## [REQUIREMENTS]
From the records below, pull each line that has "FRANÇAIS".

## [Saved entries]
= = =

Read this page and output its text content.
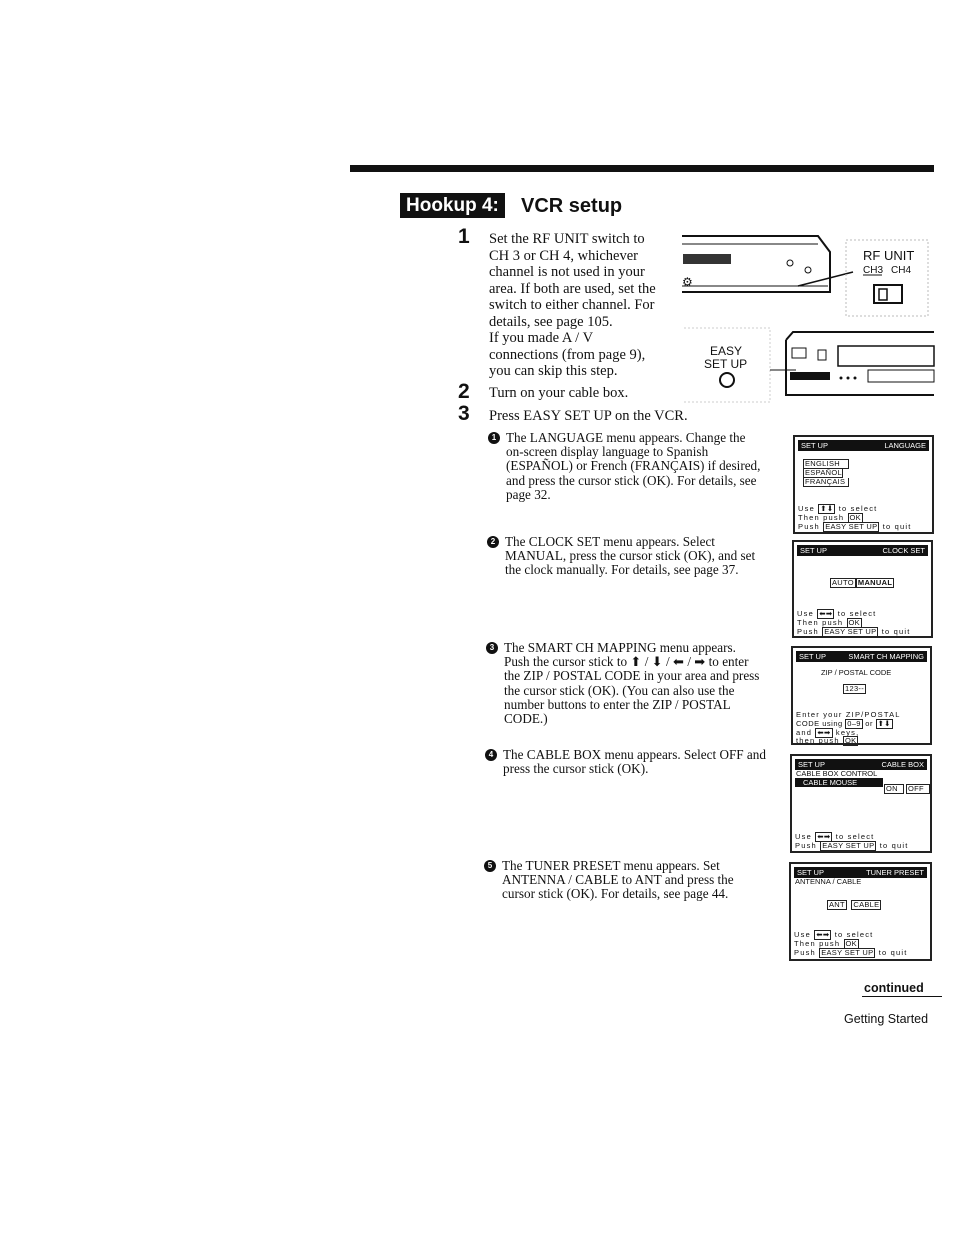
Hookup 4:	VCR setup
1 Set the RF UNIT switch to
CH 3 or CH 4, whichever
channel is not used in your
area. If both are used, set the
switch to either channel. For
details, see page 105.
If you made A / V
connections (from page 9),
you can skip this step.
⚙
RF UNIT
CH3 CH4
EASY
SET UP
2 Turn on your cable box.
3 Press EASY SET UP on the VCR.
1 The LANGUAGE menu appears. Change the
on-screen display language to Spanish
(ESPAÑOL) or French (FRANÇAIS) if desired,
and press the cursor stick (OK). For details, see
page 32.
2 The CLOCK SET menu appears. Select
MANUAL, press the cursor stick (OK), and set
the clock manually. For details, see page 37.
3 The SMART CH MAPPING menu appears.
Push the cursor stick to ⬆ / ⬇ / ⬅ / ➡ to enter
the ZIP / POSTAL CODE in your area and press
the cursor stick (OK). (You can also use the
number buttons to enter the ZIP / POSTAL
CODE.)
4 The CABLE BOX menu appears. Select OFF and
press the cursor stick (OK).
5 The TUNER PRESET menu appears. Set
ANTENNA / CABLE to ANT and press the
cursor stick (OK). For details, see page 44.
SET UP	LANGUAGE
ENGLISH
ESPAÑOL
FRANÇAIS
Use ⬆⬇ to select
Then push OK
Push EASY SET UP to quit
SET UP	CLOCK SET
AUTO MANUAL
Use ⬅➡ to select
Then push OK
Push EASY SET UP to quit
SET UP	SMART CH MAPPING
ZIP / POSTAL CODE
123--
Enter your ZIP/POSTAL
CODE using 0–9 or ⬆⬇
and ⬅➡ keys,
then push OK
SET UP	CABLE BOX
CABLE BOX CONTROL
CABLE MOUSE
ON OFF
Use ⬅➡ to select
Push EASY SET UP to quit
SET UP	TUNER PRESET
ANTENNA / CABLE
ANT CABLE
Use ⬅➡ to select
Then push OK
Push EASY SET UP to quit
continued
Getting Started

= = =

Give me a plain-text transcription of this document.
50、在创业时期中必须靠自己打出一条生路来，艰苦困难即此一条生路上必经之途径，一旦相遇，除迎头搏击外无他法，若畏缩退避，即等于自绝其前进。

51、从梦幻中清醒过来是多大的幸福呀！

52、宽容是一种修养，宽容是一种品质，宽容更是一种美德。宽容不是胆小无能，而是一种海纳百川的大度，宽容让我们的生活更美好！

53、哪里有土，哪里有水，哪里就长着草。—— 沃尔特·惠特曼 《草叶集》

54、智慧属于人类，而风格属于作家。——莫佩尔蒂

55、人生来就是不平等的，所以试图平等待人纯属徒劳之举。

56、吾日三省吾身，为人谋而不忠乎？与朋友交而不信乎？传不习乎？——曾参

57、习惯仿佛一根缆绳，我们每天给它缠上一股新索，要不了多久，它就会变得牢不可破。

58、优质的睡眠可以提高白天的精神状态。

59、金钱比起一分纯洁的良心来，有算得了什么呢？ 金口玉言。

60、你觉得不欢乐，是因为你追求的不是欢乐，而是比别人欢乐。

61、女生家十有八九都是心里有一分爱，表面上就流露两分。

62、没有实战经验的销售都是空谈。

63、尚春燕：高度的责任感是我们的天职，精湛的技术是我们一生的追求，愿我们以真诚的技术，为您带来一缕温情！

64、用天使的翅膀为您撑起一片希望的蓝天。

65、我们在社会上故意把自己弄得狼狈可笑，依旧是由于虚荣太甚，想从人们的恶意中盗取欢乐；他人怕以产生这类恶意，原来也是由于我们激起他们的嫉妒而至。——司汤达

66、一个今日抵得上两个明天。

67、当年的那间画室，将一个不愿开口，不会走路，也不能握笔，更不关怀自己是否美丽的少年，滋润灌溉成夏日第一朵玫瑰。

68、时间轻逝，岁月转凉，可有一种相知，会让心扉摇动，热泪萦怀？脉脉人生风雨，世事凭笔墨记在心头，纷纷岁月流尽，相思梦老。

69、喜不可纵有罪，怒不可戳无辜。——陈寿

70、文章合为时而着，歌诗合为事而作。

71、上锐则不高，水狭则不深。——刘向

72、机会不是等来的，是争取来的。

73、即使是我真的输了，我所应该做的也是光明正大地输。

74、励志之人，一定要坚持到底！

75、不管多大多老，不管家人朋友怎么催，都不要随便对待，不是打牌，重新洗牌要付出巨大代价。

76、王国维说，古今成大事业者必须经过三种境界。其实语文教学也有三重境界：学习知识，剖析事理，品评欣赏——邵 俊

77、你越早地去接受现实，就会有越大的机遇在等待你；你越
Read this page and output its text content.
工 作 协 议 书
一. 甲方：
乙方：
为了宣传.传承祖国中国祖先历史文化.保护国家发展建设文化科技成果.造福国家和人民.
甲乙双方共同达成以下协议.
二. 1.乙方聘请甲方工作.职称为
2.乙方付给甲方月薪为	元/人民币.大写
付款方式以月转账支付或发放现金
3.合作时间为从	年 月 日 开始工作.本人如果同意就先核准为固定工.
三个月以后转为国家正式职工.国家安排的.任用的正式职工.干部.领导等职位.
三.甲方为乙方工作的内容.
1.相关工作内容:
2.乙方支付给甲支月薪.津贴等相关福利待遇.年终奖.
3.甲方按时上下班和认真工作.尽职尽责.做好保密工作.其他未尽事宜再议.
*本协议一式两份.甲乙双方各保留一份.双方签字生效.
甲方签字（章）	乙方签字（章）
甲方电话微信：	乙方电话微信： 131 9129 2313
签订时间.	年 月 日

= = =

## [RESPONSE TO THE EXERCISE]
(ESPAÑOL) or French (FRANÇAIS) if desired,
FRANÇAIS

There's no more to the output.